▸ **Stated task**: Collect all lines from the listing that include the string "strip".

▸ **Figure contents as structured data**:
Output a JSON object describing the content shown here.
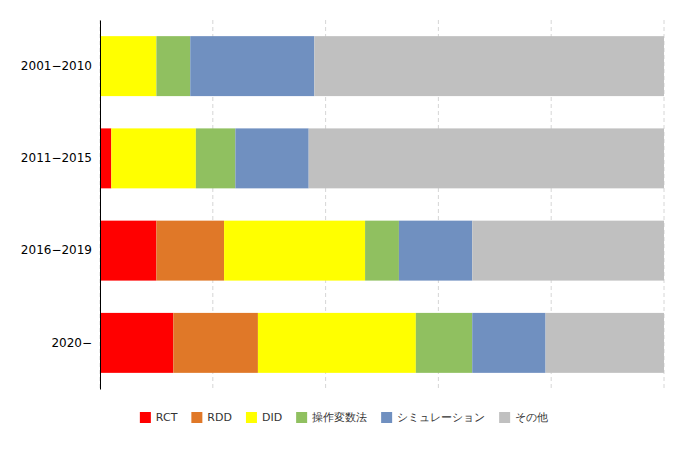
{
  "chart_data": {
    "type": "bar",
    "orientation": "horizontal",
    "stacked": true,
    "categories": [
      "2001−2010",
      "2011−2015",
      "2016−2019",
      "2020−"
    ],
    "series": [
      {
        "name": "RCT",
        "color": "#FF0000",
        "values": [
          0,
          2,
          10,
          13
        ]
      },
      {
        "name": "RDD",
        "color": "#E07828",
        "values": [
          0,
          0,
          12,
          15
        ]
      },
      {
        "name": "DID",
        "color": "#FFFF00",
        "values": [
          10,
          15,
          25,
          28
        ]
      },
      {
        "name": "操作変数法",
        "color": "#90C060",
        "values": [
          6,
          7,
          6,
          10
        ]
      },
      {
        "name": "シミュレーション",
        "color": "#7090C0",
        "values": [
          22,
          13,
          13,
          13
        ]
      },
      {
        "name": "その他",
        "color": "#C0C0C0",
        "values": [
          62,
          63,
          34,
          21
        ]
      }
    ],
    "xlim": [
      0,
      100
    ],
    "xticks": [
      0,
      20,
      40,
      60,
      80,
      100
    ],
    "grid": true,
    "tick_labels": "y",
    "legend": "bottom"
  }
}
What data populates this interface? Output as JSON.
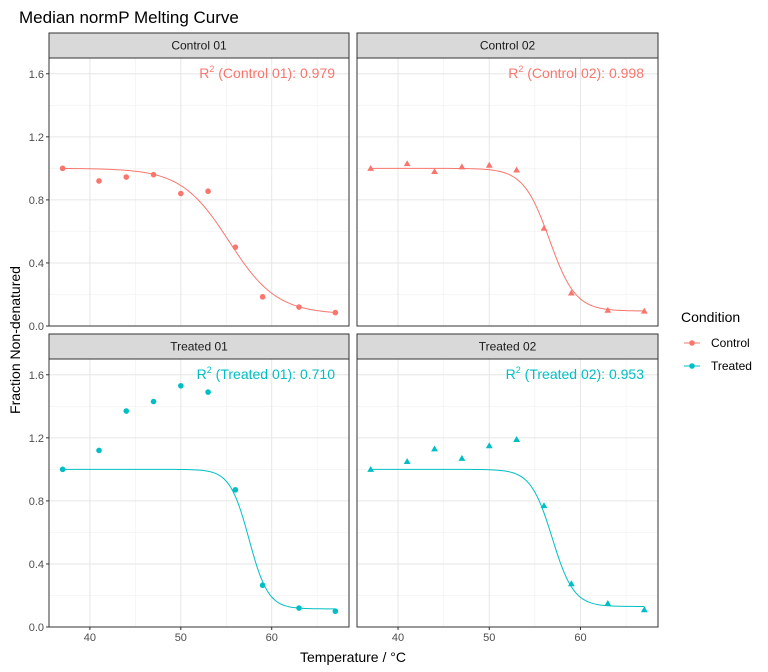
{
  "chart_data": {
    "type": "scatter",
    "title": "Median normP Melting Curve",
    "xlabel": "Temperature / °C",
    "ylabel": "Fraction Non-denatured",
    "xlim": [
      35.5,
      68.5
    ],
    "ylim": [
      0,
      1.7
    ],
    "x_ticks": [
      40,
      50,
      60
    ],
    "y_ticks": [
      0.0,
      0.4,
      0.8,
      1.2,
      1.6
    ],
    "y_tick_labels": [
      "0.0",
      "0.4",
      "0.8",
      "1.2",
      "1.6"
    ],
    "x_tick_labels": [
      "40",
      "50",
      "60"
    ],
    "grid": true,
    "legend": {
      "title": "Condition",
      "placement": "right",
      "entries": [
        {
          "label": "Control",
          "color": "#F8766D"
        },
        {
          "label": "Treated",
          "color": "#00BFC4"
        }
      ]
    },
    "panels": [
      {
        "strip": "Control 01",
        "condition": "Control",
        "color": "#F8766D",
        "marker": "circle",
        "annotation": {
          "prefix": "R",
          "sup": "2",
          "text": " (Control 01):  0.979"
        },
        "points": {
          "x": [
            37,
            41,
            44,
            47,
            50,
            53,
            56,
            59,
            63,
            67
          ],
          "y": [
            1.0,
            0.92,
            0.945,
            0.96,
            0.84,
            0.855,
            0.5,
            0.185,
            0.12,
            0.085
          ]
        },
        "curve": {
          "plateau": 0.075,
          "tm": 55.3,
          "slope": 0.38,
          "top": 1.0
        }
      },
      {
        "strip": "Control 02",
        "condition": "Control",
        "color": "#F8766D",
        "marker": "triangle",
        "annotation": {
          "prefix": "R",
          "sup": "2",
          "text": " (Control 02):  0.998"
        },
        "points": {
          "x": [
            37,
            41,
            44,
            47,
            50,
            53,
            56,
            59,
            63,
            67
          ],
          "y": [
            1.0,
            1.03,
            0.98,
            1.01,
            1.02,
            0.99,
            0.62,
            0.21,
            0.1,
            0.095
          ]
        },
        "curve": {
          "plateau": 0.095,
          "tm": 56.6,
          "slope": 0.7,
          "top": 1.0
        }
      },
      {
        "strip": "Treated 01",
        "condition": "Treated",
        "color": "#00BFC4",
        "marker": "circle",
        "annotation": {
          "prefix": "R",
          "sup": "2",
          "text": " (Treated 01):  0.710"
        },
        "points": {
          "x": [
            37,
            41,
            44,
            47,
            50,
            53,
            56,
            59,
            63,
            67
          ],
          "y": [
            1.0,
            1.12,
            1.37,
            1.43,
            1.53,
            1.49,
            0.87,
            0.265,
            0.12,
            0.1
          ]
        },
        "curve": {
          "plateau": 0.115,
          "tm": 57.5,
          "slope": 0.95,
          "top": 1.0
        }
      },
      {
        "strip": "Treated 02",
        "condition": "Treated",
        "color": "#00BFC4",
        "marker": "triangle",
        "annotation": {
          "prefix": "R",
          "sup": "2",
          "text": " (Treated 02):  0.953"
        },
        "points": {
          "x": [
            37,
            41,
            44,
            47,
            50,
            53,
            56,
            59,
            63,
            67
          ],
          "y": [
            1.0,
            1.05,
            1.13,
            1.07,
            1.15,
            1.19,
            0.77,
            0.275,
            0.15,
            0.11
          ]
        },
        "curve": {
          "plateau": 0.13,
          "tm": 56.9,
          "slope": 0.85,
          "top": 1.0
        }
      }
    ]
  }
}
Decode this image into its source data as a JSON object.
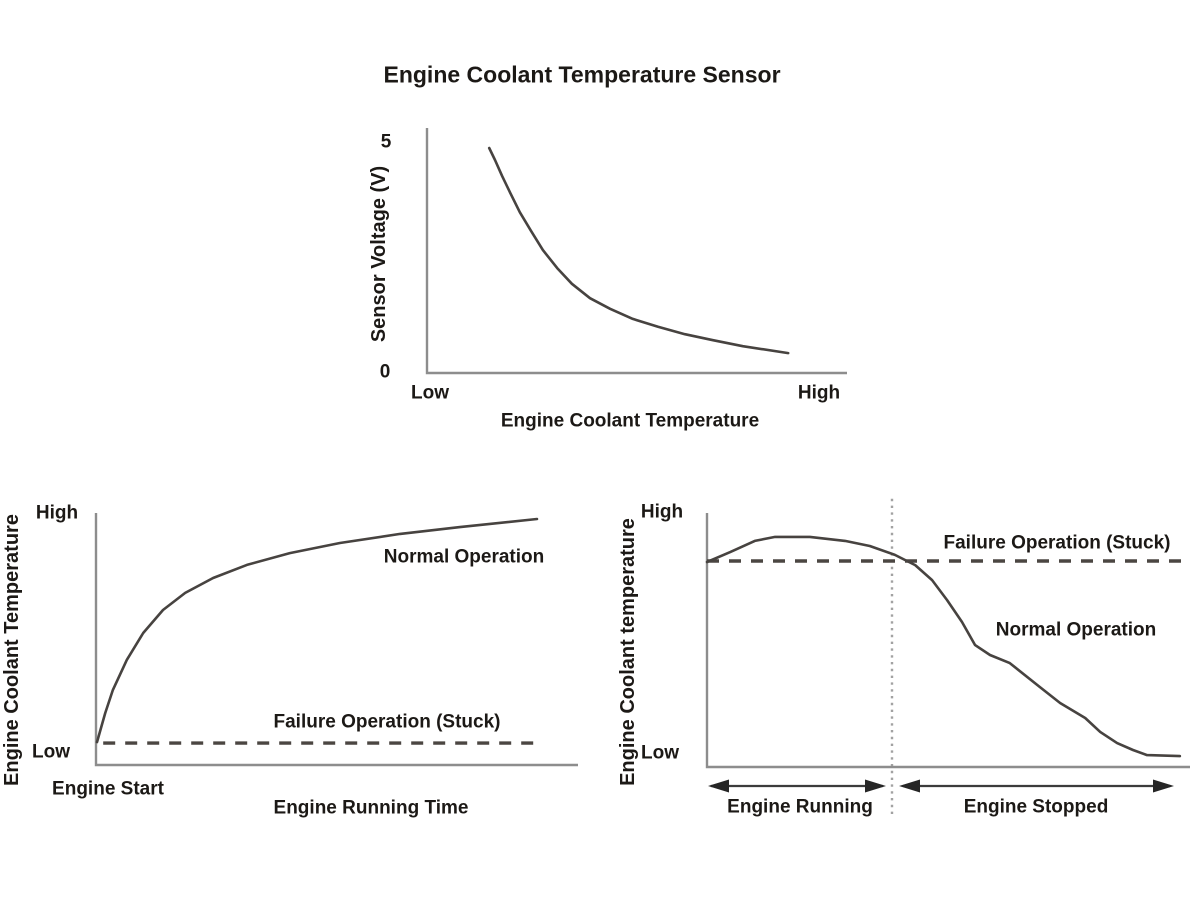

▸ **In response**:
        "strip": "Control 01",
        "strip": "Control 02",
        "strip": "Treated 01",
        "strip": "Treated 02",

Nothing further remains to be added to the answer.